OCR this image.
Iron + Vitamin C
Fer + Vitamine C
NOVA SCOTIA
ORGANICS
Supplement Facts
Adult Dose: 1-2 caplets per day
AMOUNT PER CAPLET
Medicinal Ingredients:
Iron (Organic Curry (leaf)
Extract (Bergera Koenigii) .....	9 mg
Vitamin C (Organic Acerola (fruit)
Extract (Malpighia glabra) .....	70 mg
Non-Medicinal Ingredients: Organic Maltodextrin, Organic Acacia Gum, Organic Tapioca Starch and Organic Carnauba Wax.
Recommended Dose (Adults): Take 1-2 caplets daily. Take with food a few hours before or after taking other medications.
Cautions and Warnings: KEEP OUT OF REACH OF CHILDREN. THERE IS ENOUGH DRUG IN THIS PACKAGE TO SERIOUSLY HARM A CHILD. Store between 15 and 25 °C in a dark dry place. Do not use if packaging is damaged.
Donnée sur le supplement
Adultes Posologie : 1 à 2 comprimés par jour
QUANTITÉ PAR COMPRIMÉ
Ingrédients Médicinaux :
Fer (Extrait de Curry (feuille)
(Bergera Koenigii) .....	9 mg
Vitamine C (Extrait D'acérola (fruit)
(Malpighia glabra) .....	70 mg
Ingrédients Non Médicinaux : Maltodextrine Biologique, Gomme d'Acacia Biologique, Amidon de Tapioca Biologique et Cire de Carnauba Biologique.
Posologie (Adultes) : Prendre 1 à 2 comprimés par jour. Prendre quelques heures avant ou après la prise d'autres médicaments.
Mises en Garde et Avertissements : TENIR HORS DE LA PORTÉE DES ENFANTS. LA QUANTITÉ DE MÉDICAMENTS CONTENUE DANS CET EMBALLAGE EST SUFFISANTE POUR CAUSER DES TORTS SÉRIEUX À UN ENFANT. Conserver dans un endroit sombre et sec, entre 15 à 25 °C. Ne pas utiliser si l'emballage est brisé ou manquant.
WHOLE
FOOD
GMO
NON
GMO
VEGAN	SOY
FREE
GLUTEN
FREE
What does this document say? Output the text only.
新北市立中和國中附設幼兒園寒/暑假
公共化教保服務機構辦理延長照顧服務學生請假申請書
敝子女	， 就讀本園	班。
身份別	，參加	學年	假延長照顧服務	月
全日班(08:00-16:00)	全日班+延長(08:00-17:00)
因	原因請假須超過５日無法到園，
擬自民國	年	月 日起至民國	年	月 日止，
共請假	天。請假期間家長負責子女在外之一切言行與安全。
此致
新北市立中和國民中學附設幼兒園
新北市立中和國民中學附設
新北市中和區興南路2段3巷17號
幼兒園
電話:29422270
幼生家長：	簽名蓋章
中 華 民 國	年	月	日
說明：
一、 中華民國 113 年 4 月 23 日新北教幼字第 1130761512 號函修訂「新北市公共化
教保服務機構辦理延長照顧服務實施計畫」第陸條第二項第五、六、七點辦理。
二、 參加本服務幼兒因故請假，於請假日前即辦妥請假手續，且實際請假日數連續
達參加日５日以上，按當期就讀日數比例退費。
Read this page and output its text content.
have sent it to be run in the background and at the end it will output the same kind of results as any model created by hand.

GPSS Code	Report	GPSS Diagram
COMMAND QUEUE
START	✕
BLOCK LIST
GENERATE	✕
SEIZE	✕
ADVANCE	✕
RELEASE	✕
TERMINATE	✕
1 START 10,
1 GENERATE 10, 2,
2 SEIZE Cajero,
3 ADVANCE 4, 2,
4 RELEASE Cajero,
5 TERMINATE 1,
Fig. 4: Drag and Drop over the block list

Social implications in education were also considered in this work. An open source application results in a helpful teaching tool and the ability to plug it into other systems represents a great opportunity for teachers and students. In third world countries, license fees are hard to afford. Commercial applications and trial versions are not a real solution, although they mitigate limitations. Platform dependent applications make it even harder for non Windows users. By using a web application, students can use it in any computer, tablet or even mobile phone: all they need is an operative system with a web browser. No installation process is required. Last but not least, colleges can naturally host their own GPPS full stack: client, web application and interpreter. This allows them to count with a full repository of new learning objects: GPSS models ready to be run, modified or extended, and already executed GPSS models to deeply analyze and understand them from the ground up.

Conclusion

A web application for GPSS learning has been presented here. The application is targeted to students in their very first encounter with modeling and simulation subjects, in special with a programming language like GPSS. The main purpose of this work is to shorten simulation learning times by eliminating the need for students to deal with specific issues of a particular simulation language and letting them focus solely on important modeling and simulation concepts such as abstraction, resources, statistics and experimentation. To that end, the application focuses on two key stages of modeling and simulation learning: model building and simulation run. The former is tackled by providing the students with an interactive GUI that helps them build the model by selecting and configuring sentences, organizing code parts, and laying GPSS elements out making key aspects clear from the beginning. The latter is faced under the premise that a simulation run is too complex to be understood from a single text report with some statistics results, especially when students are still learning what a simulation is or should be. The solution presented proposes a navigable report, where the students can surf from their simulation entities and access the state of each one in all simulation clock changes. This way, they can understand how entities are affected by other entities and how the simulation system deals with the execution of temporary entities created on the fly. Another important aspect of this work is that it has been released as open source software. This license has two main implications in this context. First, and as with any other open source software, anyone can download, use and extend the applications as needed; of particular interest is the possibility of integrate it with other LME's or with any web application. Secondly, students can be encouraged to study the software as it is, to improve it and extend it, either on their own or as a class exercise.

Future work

* * * * *

• [AIM]
Take the entries above and copy them out exactly.

• [OUTPUT FOR THIS EXERCISE]
OCR this image.
Iron + Vitamin C
Fer + Vitamine C
NOVA SCOTIA
ORGANICS
Supplement Facts
Adult Dose: 1-2 caplets per day
AMOUNT PER CAPLET
Medicinal Ingredients:
Iron (Organic Curry (leaf)
Extract (Bergera Koenigii) .....	9 mg
Vitamin C (Organic Acerola (fruit)
Extract (Malpighia glabra) .....	70 mg
Non-Medicinal Ingredients: Organic Maltodextrin, Organic Acacia Gum, Organic Tapioca Starch and Organic Carnauba Wax.
Recommended Dose (Adults): Take 1-2 caplets daily. Take with food a few hours before or after taking other medications.
Cautions and Warnings: KEEP OUT OF REACH OF CHILDREN. THERE IS ENOUGH DRUG IN THIS PACKAGE TO SERIOUSLY HARM A CHILD. Store between 15 and 25 °C in a dark dry place. Do not use if packaging is damaged.
Donnée sur le supplement
Adultes Posologie : 1 à 2 comprimés par jour
QUANTITÉ PAR COMPRIMÉ
Ingrédients Médicinaux :
Fer (Extrait de Curry (feuille)
(Bergera Koenigii) .....	9 mg
Vitamine C (Extrait D'acérola (fruit)
(Malpighia glabra) .....	70 mg
Ingrédients Non Médicinaux : Maltodextrine Biologique, Gomme d'Acacia Biologique, Amidon de Tapioca Biologique et Cire de Carnauba Biologique.
Posologie (Adultes) : Prendre 1 à 2 comprimés par jour. Prendre quelques heures avant ou après la prise d'autres médicaments.
Mises en Garde et Avertissements : TENIR HORS DE LA PORTÉE DES ENFANTS. LA QUANTITÉ DE MÉDICAMENTS CONTENUE DANS CET EMBALLAGE EST SUFFISANTE POUR CAUSER DES TORTS SÉRIEUX À UN ENFANT. Conserver dans un endroit sombre et sec, entre 15 à 25 °C. Ne pas utiliser si l'emballage est brisé ou manquant.
WHOLE
FOOD
GMO
NON
GMO
VEGAN	SOY
FREE
GLUTEN
FREE
What does this document say? Output the text only.
新北市立中和國中附設幼兒園寒/暑假
公共化教保服務機構辦理延長照顧服務學生請假申請書
敝子女	， 就讀本園	班。
身份別	，參加	學年	假延長照顧服務	月
全日班(08:00-16:00)	全日班+延長(08:00-17:00)
因	原因請假須超過５日無法到園，
擬自民國	年	月 日起至民國	年	月 日止，
共請假	天。請假期間家長負責子女在外之一切言行與安全。
此致
新北市立中和國民中學附設幼兒園
新北市立中和國民中學附設
新北市中和區興南路2段3巷17號
幼兒園
電話:29422270
幼生家長：	簽名蓋章
中 華 民 國	年	月	日
說明：
一、 中華民國 113 年 4 月 23 日新北教幼字第 1130761512 號函修訂「新北市公共化
教保服務機構辦理延長照顧服務實施計畫」第陸條第二項第五、六、七點辦理。
二、 參加本服務幼兒因故請假，於請假日前即辦妥請假手續，且實際請假日數連續
達參加日５日以上，按當期就讀日數比例退費。
Read this page and output its text content.
have sent it to be run in the background and at the end it will output the same kind of results as any model created by hand.

GPSS Code	Report	GPSS Diagram
COMMAND QUEUE
START	✕
BLOCK LIST
GENERATE	✕
SEIZE	✕
ADVANCE	✕
RELEASE	✕
TERMINATE	✕
1 START 10,
1 GENERATE 10, 2,
2 SEIZE Cajero,
3 ADVANCE 4, 2,
4 RELEASE Cajero,
5 TERMINATE 1,
Fig. 4: Drag and Drop over the block list

Social implications in education were also considered in this work. An open source application results in a helpful teaching tool and the ability to plug it into other systems represents a great opportunity for teachers and students. In third world countries, license fees are hard to afford. Commercial applications and trial versions are not a real solution, although they mitigate limitations. Platform dependent applications make it even harder for non Windows users. By using a web application, students can use it in any computer, tablet or even mobile phone: all they need is an operative system with a web browser. No installation process is required. Last but not least, colleges can naturally host their own GPPS full stack: client, web application and interpreter. This allows them to count with a full repository of new learning objects: GPSS models ready to be run, modified or extended, and already executed GPSS models to deeply analyze and understand them from the ground up.

Conclusion

A web application for GPSS learning has been presented here. The application is targeted to students in their very first encounter with modeling and simulation subjects, in special with a programming language like GPSS. The main purpose of this work is to shorten simulation learning times by eliminating the need for students to deal with specific issues of a particular simulation language and letting them focus solely on important modeling and simulation concepts such as abstraction, resources, statistics and experimentation. To that end, the application focuses on two key stages of modeling and simulation learning: model building and simulation run. The former is tackled by providing the students with an interactive GUI that helps them build the model by selecting and configuring sentences, organizing code parts, and laying GPSS elements out making key aspects clear from the beginning. The latter is faced under the premise that a simulation run is too complex to be understood from a single text report with some statistics results, especially when students are still learning what a simulation is or should be. The solution presented proposes a navigable report, where the students can surf from their simulation entities and access the state of each one in all simulation clock changes. This way, they can understand how entities are affected by other entities and how the simulation system deals with the execution of temporary entities created on the fly. Another important aspect of this work is that it has been released as open source software. This license has two main implications in this context. First, and as with any other open source software, anyone can download, use and extend the applications as needed; of particular interest is the possibility of integrate it with other LME's or with any web application. Secondly, students can be encouraged to study the software as it is, to improve it and extend it, either on their own or as a class exercise.

Future work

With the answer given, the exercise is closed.